*Supplied text:*
A Quick List of Questions to Ask New SEO Clients

Posted by on Jan 15, 2013 in Featured, SEO Research | 6 comments

Understanding Your New Client for Awesome SEO

The Riddler from Batman asking a question

This is a very quick and ever expanding list of questions to ask new clients.

I won’t waste too much time explaining why each question is useful, as I assume if you need questions for clients you already know enough about SEO to understand them. In no particular order:


  1. Have you done any SEO before?
  2. It’s important to know how much work has been done on the site, whether there is anything that might have been a little on the dark side, or even whether the site has a very strong back link profile and simply requires some consolidation.

  3. Who is the target market?
  4. Understanding the target market can be useful for deciding the tone of language used in titles, descriptions and content, as well as figuring out which social media channels will be worth while.

  5. What do you sell and what is the sales process?

*Do this:*
Copy word for word the part of the SEO client questions text between "2. It’s important" and "the sales process?", inclusive.

*Entries supplied:*
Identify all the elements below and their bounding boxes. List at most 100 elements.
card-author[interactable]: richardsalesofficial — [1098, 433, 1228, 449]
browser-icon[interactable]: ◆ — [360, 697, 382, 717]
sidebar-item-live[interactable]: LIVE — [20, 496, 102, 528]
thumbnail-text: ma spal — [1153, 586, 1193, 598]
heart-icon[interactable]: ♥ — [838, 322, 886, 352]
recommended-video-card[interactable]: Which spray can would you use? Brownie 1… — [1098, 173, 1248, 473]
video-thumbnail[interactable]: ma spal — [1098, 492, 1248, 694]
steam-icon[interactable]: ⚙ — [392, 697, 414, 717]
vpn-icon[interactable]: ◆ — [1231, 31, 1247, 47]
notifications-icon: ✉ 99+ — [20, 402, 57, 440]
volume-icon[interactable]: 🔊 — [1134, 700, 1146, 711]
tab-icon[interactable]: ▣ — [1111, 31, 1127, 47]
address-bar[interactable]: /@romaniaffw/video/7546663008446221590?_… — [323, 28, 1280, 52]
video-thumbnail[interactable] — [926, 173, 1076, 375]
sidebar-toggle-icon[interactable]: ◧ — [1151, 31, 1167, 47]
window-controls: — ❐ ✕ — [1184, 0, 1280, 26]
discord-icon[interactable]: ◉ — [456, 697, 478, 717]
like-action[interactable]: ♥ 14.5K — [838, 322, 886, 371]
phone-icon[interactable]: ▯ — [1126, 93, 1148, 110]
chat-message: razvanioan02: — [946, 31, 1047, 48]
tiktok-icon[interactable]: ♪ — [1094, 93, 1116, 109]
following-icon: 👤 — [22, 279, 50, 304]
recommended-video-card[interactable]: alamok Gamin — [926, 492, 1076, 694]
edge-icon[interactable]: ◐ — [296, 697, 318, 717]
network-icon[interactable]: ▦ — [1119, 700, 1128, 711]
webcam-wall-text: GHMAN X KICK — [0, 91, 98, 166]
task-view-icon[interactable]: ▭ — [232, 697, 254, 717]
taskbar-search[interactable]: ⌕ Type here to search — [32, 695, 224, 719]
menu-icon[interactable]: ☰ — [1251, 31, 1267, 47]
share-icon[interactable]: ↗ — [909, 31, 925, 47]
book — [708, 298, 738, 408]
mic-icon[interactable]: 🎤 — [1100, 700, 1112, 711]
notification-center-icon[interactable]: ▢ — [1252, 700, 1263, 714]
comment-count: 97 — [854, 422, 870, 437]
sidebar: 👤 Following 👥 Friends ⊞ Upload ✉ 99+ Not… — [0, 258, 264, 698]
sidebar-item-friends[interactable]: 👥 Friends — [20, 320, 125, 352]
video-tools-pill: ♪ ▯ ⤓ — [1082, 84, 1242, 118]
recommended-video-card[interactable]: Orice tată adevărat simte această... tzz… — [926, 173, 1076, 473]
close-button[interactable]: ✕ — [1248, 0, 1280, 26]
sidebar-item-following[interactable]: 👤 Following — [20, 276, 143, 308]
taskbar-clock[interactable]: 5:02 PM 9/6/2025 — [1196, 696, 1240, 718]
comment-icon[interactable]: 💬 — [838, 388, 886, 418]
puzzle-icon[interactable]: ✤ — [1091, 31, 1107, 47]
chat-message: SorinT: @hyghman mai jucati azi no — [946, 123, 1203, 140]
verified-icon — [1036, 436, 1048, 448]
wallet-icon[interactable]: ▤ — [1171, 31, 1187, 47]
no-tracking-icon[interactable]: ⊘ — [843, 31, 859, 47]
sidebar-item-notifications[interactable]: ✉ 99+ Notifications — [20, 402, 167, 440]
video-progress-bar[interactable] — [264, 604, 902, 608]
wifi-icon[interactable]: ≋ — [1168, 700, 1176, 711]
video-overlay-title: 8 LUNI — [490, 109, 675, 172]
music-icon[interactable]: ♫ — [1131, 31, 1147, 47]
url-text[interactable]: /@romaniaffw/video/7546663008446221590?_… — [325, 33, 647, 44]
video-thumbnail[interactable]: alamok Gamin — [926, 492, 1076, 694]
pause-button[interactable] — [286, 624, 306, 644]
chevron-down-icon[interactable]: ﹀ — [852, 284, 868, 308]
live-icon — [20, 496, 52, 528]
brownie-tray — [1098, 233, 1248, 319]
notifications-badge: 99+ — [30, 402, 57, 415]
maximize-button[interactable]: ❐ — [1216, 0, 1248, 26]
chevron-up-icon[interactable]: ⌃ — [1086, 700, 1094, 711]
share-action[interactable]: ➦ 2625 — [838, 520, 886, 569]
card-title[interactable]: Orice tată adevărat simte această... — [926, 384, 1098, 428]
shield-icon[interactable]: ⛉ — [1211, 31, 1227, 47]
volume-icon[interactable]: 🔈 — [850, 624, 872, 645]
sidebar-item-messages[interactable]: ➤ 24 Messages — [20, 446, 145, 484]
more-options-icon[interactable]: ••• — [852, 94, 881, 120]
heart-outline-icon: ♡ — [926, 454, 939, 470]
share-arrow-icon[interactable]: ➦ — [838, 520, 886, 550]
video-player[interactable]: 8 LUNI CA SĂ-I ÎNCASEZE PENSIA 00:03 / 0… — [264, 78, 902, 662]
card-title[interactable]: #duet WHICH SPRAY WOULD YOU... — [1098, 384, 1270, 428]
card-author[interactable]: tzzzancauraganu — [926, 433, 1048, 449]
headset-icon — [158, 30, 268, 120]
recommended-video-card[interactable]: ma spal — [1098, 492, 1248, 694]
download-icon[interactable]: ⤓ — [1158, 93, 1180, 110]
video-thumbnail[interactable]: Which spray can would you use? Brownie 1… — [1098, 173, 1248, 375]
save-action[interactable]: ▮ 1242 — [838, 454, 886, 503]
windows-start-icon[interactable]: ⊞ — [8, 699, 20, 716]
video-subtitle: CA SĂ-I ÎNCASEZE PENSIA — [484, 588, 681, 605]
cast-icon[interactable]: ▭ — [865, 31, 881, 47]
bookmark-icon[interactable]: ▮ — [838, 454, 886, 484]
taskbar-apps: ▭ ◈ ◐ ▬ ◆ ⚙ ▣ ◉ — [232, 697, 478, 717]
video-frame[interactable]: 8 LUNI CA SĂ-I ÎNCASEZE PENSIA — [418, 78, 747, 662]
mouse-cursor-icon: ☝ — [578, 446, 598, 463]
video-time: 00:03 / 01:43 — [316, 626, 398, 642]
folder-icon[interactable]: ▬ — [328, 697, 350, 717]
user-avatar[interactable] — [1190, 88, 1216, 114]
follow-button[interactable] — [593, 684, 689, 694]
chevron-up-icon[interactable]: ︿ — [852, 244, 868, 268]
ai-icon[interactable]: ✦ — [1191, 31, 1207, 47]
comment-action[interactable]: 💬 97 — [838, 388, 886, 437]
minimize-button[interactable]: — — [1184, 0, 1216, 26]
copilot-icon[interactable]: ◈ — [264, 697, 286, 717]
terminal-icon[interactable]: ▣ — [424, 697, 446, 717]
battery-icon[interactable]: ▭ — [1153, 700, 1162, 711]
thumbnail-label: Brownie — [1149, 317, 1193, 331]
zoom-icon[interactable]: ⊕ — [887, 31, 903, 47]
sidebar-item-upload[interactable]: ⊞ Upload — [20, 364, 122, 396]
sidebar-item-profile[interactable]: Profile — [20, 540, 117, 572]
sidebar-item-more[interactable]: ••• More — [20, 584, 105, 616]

*The answer:*
2. It’s important to know how much work has been done on the site, whether there is anything that might have been a little on the dark side, or even whether the site has a very strong back link profile and simply requires some consolidation.

  3. Who is the target market?
  4. Understanding the target market can be useful for deciding the tone of language used in titles, descriptions and content, as well as figuring out which social media channels will be worth while.

  5. What do you sell and what is the sales process?